- [EXERCISE PROMPT]
Provide a single number: the count of lines containing the string "order".

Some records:

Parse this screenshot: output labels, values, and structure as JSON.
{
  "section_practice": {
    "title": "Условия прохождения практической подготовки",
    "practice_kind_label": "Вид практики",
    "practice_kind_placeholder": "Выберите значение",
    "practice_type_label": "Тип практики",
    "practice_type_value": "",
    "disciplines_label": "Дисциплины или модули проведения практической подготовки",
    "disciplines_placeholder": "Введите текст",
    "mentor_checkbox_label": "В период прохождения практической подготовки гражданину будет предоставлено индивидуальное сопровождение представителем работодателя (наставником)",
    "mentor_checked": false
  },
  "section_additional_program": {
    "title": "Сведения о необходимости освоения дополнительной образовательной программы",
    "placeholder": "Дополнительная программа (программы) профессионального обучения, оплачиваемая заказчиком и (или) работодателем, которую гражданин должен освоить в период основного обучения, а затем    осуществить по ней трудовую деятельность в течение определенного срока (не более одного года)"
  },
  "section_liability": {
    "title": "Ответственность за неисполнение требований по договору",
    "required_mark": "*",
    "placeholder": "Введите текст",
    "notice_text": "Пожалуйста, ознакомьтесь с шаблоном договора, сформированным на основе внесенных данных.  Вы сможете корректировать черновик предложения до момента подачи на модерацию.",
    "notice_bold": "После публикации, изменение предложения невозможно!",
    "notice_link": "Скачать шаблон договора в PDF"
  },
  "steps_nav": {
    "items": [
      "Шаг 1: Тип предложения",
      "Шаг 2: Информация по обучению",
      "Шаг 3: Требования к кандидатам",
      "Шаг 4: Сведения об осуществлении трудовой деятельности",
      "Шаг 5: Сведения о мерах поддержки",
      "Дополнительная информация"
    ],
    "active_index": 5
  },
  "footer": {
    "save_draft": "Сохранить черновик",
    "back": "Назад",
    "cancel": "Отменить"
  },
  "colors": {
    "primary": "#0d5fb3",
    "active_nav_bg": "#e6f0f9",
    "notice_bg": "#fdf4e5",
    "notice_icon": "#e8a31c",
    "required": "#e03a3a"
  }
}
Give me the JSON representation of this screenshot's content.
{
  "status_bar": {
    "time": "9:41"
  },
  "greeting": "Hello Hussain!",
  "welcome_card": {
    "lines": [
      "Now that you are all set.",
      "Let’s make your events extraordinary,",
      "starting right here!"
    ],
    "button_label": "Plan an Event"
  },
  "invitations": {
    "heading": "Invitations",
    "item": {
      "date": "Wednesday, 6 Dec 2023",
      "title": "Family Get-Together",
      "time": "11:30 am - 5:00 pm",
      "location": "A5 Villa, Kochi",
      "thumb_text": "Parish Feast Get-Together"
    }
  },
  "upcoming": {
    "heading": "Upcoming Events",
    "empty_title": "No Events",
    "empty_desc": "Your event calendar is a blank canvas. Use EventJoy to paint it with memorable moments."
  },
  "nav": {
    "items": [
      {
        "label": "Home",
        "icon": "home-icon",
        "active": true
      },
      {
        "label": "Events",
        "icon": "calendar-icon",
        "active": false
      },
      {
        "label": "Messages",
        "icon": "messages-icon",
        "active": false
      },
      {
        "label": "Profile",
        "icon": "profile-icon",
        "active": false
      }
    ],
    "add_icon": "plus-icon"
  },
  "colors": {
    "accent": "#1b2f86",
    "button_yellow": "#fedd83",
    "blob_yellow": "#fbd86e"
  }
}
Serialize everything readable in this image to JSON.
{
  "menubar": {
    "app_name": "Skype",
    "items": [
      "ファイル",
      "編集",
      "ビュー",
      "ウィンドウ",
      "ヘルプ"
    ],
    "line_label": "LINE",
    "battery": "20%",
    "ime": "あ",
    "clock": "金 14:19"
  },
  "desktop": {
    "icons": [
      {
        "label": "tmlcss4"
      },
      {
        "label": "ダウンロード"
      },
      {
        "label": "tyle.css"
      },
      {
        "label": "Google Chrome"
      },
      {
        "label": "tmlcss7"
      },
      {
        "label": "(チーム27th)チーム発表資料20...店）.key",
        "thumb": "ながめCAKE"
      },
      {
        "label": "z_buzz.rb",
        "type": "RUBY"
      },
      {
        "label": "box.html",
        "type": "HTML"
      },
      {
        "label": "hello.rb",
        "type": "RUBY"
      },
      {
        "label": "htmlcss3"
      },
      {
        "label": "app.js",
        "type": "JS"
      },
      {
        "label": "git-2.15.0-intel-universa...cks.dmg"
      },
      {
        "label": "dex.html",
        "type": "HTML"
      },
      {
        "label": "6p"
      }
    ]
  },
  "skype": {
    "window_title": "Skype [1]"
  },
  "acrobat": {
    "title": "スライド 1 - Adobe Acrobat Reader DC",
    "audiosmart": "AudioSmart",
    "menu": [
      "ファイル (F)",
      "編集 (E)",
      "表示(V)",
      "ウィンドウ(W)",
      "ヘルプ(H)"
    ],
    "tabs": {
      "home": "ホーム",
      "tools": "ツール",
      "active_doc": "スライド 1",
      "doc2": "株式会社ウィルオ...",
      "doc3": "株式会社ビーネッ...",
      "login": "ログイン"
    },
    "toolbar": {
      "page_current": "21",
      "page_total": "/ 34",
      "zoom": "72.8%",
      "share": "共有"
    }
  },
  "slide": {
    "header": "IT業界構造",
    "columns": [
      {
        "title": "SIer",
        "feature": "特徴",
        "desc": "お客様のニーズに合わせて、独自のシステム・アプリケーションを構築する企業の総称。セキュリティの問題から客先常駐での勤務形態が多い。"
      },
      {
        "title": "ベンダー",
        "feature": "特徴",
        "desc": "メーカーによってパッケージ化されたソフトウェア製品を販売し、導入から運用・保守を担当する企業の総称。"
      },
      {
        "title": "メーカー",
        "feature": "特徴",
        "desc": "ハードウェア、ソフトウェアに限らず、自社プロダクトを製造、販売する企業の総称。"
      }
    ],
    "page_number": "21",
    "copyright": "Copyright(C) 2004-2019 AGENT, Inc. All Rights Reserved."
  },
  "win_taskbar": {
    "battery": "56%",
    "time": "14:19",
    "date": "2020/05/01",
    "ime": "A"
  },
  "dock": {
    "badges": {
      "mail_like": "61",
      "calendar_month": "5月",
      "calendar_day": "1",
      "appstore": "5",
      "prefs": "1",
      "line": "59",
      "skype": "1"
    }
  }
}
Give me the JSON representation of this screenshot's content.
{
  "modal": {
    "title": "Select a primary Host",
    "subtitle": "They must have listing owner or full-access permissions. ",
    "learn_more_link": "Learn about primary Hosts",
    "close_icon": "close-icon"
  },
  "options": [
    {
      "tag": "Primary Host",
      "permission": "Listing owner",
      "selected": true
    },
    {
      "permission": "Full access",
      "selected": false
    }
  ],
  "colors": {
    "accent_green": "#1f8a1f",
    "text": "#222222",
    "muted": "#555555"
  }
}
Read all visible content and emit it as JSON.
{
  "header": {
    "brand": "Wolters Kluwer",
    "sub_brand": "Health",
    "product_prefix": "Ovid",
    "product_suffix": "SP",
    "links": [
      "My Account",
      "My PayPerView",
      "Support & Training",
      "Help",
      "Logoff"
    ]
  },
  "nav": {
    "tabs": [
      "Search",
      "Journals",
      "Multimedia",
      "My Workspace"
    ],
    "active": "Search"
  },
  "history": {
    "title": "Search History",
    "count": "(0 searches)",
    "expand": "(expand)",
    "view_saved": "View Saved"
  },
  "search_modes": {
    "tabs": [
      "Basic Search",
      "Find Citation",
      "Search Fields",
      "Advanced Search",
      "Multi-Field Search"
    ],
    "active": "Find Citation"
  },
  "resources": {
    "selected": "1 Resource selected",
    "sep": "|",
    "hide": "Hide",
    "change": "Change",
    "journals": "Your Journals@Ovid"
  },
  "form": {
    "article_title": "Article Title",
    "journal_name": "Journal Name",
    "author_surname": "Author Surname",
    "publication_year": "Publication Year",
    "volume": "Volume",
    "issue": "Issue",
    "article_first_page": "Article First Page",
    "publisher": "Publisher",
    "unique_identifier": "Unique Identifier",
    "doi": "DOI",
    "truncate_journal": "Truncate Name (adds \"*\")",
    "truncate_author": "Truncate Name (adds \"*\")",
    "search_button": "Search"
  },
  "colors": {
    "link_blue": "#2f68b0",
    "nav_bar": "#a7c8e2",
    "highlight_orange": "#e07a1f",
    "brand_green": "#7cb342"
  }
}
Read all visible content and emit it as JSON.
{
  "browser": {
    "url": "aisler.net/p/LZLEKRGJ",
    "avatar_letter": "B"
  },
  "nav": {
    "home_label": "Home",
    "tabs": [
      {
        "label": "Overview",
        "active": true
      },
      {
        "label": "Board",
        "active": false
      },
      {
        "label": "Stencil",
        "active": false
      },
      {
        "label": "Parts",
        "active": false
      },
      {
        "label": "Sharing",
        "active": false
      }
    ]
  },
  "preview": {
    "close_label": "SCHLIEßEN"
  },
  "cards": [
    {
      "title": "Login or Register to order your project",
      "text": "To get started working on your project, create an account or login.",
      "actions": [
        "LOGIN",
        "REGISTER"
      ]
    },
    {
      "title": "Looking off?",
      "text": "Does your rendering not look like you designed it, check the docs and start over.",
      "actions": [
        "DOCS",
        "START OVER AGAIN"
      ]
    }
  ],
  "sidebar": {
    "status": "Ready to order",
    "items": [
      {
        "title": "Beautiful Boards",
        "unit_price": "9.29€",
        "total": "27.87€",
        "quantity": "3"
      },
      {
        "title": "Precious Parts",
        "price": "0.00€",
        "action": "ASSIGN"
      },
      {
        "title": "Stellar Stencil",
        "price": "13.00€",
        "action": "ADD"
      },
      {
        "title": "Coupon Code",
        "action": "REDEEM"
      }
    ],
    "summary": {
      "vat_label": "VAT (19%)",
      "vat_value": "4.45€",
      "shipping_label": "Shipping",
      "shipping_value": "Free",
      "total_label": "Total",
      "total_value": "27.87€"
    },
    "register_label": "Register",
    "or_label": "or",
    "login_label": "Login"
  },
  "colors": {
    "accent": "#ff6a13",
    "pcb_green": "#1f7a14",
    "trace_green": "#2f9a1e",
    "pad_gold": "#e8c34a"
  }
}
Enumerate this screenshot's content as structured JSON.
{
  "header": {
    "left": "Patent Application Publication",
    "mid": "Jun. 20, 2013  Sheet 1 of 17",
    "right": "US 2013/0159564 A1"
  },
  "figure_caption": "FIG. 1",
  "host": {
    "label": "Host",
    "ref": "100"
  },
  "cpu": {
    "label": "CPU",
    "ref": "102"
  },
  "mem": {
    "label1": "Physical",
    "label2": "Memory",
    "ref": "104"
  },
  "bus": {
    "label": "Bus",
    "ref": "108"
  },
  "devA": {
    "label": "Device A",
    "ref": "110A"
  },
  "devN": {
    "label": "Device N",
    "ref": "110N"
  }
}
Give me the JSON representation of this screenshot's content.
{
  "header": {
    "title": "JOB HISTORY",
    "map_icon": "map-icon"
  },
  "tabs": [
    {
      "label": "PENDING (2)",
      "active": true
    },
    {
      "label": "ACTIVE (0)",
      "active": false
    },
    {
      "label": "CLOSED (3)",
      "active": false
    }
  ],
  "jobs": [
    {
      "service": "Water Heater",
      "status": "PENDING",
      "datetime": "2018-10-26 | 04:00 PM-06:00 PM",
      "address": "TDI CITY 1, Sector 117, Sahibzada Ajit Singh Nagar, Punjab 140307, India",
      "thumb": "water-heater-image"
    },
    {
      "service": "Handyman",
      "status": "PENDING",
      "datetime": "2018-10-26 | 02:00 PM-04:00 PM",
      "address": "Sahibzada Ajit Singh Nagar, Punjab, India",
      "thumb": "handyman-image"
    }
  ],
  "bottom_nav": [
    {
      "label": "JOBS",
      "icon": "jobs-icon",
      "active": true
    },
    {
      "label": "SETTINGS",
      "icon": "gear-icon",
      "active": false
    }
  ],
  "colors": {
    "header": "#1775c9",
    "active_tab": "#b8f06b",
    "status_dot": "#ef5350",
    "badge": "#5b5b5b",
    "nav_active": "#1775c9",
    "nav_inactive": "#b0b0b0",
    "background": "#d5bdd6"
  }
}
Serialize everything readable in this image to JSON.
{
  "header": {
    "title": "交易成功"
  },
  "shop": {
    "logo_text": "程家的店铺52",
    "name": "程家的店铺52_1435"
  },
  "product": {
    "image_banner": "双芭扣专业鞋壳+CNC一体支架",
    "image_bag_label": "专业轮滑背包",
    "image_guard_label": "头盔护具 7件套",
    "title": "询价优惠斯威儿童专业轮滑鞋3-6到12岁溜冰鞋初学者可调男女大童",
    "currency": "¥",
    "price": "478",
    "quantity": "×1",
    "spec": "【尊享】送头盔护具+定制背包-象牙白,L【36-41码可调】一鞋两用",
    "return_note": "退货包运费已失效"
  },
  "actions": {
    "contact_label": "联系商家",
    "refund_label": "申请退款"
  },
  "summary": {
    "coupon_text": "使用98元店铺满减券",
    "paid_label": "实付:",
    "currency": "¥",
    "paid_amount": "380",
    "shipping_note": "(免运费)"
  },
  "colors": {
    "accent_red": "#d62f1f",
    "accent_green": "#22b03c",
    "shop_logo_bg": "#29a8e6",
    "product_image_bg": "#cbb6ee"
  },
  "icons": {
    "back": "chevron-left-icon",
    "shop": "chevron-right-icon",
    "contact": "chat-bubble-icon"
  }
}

- [WRITTEN REPLY]
2